(Records from a dataset)
►

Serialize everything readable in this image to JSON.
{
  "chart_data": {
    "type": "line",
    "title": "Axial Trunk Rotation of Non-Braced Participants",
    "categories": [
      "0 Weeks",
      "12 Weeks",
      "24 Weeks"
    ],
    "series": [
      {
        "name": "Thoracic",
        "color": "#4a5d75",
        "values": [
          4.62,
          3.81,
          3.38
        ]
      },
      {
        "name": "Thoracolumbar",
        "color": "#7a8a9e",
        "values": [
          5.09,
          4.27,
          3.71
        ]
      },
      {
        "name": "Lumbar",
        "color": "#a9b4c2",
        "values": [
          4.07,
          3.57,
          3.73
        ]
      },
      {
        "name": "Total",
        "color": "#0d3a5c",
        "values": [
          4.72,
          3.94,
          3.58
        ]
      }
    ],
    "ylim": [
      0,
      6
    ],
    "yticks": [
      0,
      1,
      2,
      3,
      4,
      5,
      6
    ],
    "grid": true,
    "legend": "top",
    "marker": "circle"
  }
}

◄

Type out all of the material again, word for word.

Solution to this task —
Serialize everything readable in this image to JSON.
{
  "chart_data": {
    "type": "line",
    "title": "Axial Trunk Rotation of Non-Braced Participants",
    "categories": [
      "0 Weeks",
      "12 Weeks",
      "24 Weeks"
    ],
    "series": [
      {
        "name": "Thoracic",
        "color": "#4a5d75",
        "values": [
          4.62,
          3.81,
          3.38
        ]
      },
      {
        "name": "Thoracolumbar",
        "color": "#7a8a9e",
        "values": [
          5.09,
          4.27,
          3.71
        ]
      },
      {
        "name": "Lumbar",
        "color": "#a9b4c2",
        "values": [
          4.07,
          3.57,
          3.73
        ]
      },
      {
        "name": "Total",
        "color": "#0d3a5c",
        "values": [
          4.72,
          3.94,
          3.58
        ]
      }
    ],
    "ylim": [
      0,
      6
    ],
    "yticks": [
      0,
      1,
      2,
      3,
      4,
      5,
      6
    ],
    "grid": true,
    "legend": "top",
    "marker": "circle"
  }
}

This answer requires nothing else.